**GIVEN TASK**
Return the listing below unchanged, minus its pictures.
^^^^^^^^^^^^^^^^
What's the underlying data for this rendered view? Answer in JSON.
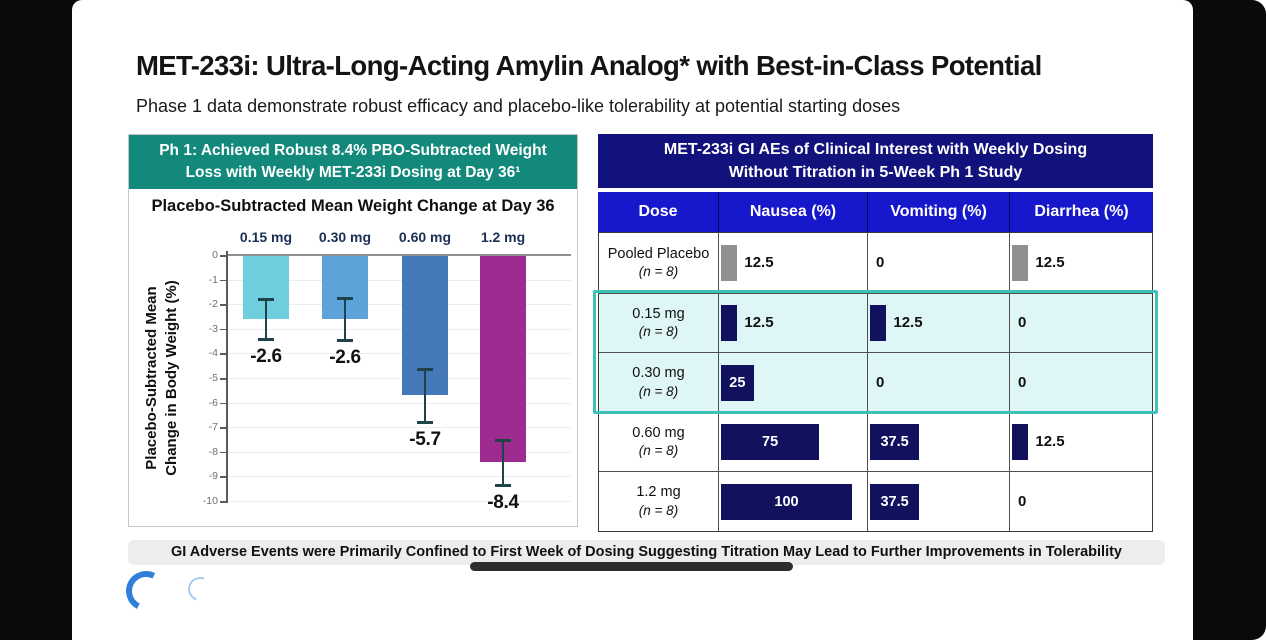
{
  "slide": {
    "title": "MET-233i: Ultra-Long-Acting Amylin Analog* with Best-in-Class Potential",
    "subtitle": "Phase 1 data demonstrate robust efficacy and placebo-like tolerability at potential starting doses"
  },
  "left_panel": {
    "header_line1": "Ph 1: Achieved Robust 8.4% PBO-Subtracted Weight",
    "header_line2": "Loss with Weekly MET-233i Dosing at Day 36¹",
    "chart_title": "Placebo-Subtracted Mean Weight Change at Day 36"
  },
  "right_panel": {
    "header_line1": "MET-233i GI AEs of Clinical Interest with Weekly Dosing",
    "header_line2": "Without Titration in 5-Week Ph 1 Study"
  },
  "chart_data": [
    {
      "type": "bar",
      "title": "Placebo-Subtracted Mean Weight Change at Day 36",
      "categories": [
        "0.15 mg",
        "0.30 mg",
        "0.60 mg",
        "1.2 mg"
      ],
      "values": [
        -2.6,
        -2.6,
        -5.7,
        -8.4
      ],
      "labels": [
        "-2.6",
        "-2.6",
        "-5.7",
        "-8.4"
      ],
      "error_top": [
        -1.8,
        -1.75,
        -4.65,
        -7.5
      ],
      "error_bottom": [
        -3.4,
        -3.45,
        -6.8,
        -9.35
      ],
      "bar_colors": [
        "#6fcede",
        "#5ba3d9",
        "#4478b8",
        "#9e2b90"
      ],
      "ylabel_line1": "Placebo-Subtracted Mean",
      "ylabel_line2": "Change in Body Weight (%)",
      "ylim": [
        -10,
        0
      ],
      "yticks": [
        0,
        -1,
        -2,
        -3,
        -4,
        -5,
        -6,
        -7,
        -8,
        -9,
        -10
      ],
      "grid": true,
      "legend": "none"
    },
    {
      "type": "table",
      "columns": [
        "Dose",
        "Nausea (%)",
        "Vomiting (%)",
        "Diarrhea (%)"
      ],
      "rows": [
        {
          "dose": "Pooled Placebo",
          "n": "(n = 8)",
          "values": [
            "12.5",
            "0",
            "12.5"
          ],
          "bar_color": "#8f8f8f",
          "highlight": false
        },
        {
          "dose": "0.15 mg",
          "n": "(n = 8)",
          "values": [
            "12.5",
            "12.5",
            "0"
          ],
          "bar_color": "#11115e",
          "highlight": true
        },
        {
          "dose": "0.30 mg",
          "n": "(n = 8)",
          "values": [
            "25",
            "0",
            "0"
          ],
          "bar_color": "#11115e",
          "highlight": true
        },
        {
          "dose": "0.60 mg",
          "n": "(n = 8)",
          "values": [
            "75",
            "37.5",
            "12.5"
          ],
          "bar_color": "#11115e",
          "highlight": false
        },
        {
          "dose": "1.2 mg",
          "n": "(n = 8)",
          "values": [
            "100",
            "37.5",
            "0"
          ],
          "bar_color": "#11115e",
          "highlight": false
        }
      ]
    }
  ],
  "footer": {
    "text": "GI Adverse Events were Primarily Confined to First Week of Dosing Suggesting Titration May Lead to Further Improvements in Tolerability"
  },
  "colors": {
    "teal_header": "#13897b",
    "navy_header": "#12127d",
    "column_header_blue": "#1717cb",
    "highlight_border": "#3fc2b6",
    "highlight_bg": "#def6f5",
    "table_bar_navy": "#11115e",
    "placebo_bar_gray": "#8f8f8f",
    "error_bar": "#20434a",
    "frame_black": "#0a0a0a"
  }
}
^^^^^^^^^^^^^^^^
**SOLUTION**
What's the underlying data for this rendered view? Answer in JSON.
{
  "slide": {
    "title": "MET-233i: Ultra-Long-Acting Amylin Analog* with Best-in-Class Potential",
    "subtitle": "Phase 1 data demonstrate robust efficacy and placebo-like tolerability at potential starting doses"
  },
  "left_panel": {
    "header_line1": "Ph 1: Achieved Robust 8.4% PBO-Subtracted Weight",
    "header_line2": "Loss with Weekly MET-233i Dosing at Day 36¹",
    "chart_title": "Placebo-Subtracted Mean Weight Change at Day 36"
  },
  "right_panel": {
    "header_line1": "MET-233i GI AEs of Clinical Interest with Weekly Dosing",
    "header_line2": "Without Titration in 5-Week Ph 1 Study"
  },
  "chart_data": [
    {
      "type": "bar",
      "title": "Placebo-Subtracted Mean Weight Change at Day 36",
      "categories": [
        "0.15 mg",
        "0.30 mg",
        "0.60 mg",
        "1.2 mg"
      ],
      "values": [
        -2.6,
        -2.6,
        -5.7,
        -8.4
      ],
      "labels": [
        "-2.6",
        "-2.6",
        "-5.7",
        "-8.4"
      ],
      "error_top": [
        -1.8,
        -1.75,
        -4.65,
        -7.5
      ],
      "error_bottom": [
        -3.4,
        -3.45,
        -6.8,
        -9.35
      ],
      "bar_colors": [
        "#6fcede",
        "#5ba3d9",
        "#4478b8",
        "#9e2b90"
      ],
      "ylabel_line1": "Placebo-Subtracted Mean",
      "ylabel_line2": "Change in Body Weight (%)",
      "ylim": [
        -10,
        0
      ],
      "yticks": [
        0,
        -1,
        -2,
        -3,
        -4,
        -5,
        -6,
        -7,
        -8,
        -9,
        -10
      ],
      "grid": true,
      "legend": "none"
    },
    {
      "type": "table",
      "columns": [
        "Dose",
        "Nausea (%)",
        "Vomiting (%)",
        "Diarrhea (%)"
      ],
      "rows": [
        {
          "dose": "Pooled Placebo",
          "n": "(n = 8)",
          "values": [
            "12.5",
            "0",
            "12.5"
          ],
          "bar_color": "#8f8f8f",
          "highlight": false
        },
        {
          "dose": "0.15 mg",
          "n": "(n = 8)",
          "values": [
            "12.5",
            "12.5",
            "0"
          ],
          "bar_color": "#11115e",
          "highlight": true
        },
        {
          "dose": "0.30 mg",
          "n": "(n = 8)",
          "values": [
            "25",
            "0",
            "0"
          ],
          "bar_color": "#11115e",
          "highlight": true
        },
        {
          "dose": "0.60 mg",
          "n": "(n = 8)",
          "values": [
            "75",
            "37.5",
            "12.5"
          ],
          "bar_color": "#11115e",
          "highlight": false
        },
        {
          "dose": "1.2 mg",
          "n": "(n = 8)",
          "values": [
            "100",
            "37.5",
            "0"
          ],
          "bar_color": "#11115e",
          "highlight": false
        }
      ]
    }
  ],
  "footer": {
    "text": "GI Adverse Events were Primarily Confined to First Week of Dosing Suggesting Titration May Lead to Further Improvements in Tolerability"
  },
  "colors": {
    "teal_header": "#13897b",
    "navy_header": "#12127d",
    "column_header_blue": "#1717cb",
    "highlight_border": "#3fc2b6",
    "highlight_bg": "#def6f5",
    "table_bar_navy": "#11115e",
    "placebo_bar_gray": "#8f8f8f",
    "error_bar": "#20434a",
    "frame_black": "#0a0a0a"
  }
}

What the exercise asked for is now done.